:: DATA IN THIS EXERCISE

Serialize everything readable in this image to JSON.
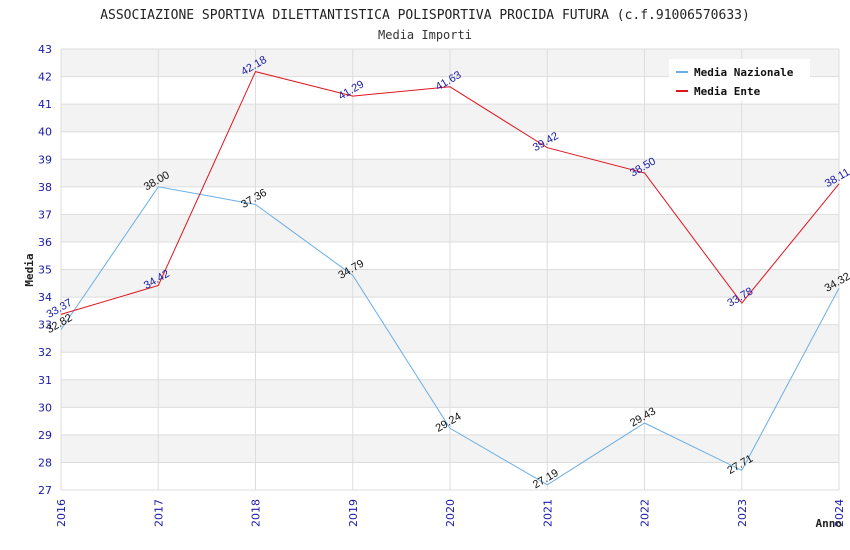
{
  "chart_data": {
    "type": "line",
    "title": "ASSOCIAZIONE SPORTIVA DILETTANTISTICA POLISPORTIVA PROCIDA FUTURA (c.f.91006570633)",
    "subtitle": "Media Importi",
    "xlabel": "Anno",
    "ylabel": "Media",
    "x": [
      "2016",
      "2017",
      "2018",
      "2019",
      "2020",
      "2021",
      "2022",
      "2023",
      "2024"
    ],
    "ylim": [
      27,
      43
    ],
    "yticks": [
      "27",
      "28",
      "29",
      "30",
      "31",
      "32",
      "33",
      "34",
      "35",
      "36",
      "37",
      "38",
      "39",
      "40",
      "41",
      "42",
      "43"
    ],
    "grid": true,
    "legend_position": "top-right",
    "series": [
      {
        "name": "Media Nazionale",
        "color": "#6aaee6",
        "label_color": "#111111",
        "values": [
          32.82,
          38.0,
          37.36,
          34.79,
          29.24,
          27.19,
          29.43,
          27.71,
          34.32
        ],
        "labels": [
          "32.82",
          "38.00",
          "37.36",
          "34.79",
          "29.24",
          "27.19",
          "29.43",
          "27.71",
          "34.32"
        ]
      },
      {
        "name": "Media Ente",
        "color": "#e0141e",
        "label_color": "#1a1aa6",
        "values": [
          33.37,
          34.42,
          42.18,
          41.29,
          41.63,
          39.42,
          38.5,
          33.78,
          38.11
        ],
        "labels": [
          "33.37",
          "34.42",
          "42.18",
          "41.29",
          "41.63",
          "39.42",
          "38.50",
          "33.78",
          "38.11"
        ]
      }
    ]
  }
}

::::

Out of the preceding entries, pull every line containing the string "name".

_COMPLETE OUTPUT:_
        "name": "Media Nazionale",
        "name": "Media Ente",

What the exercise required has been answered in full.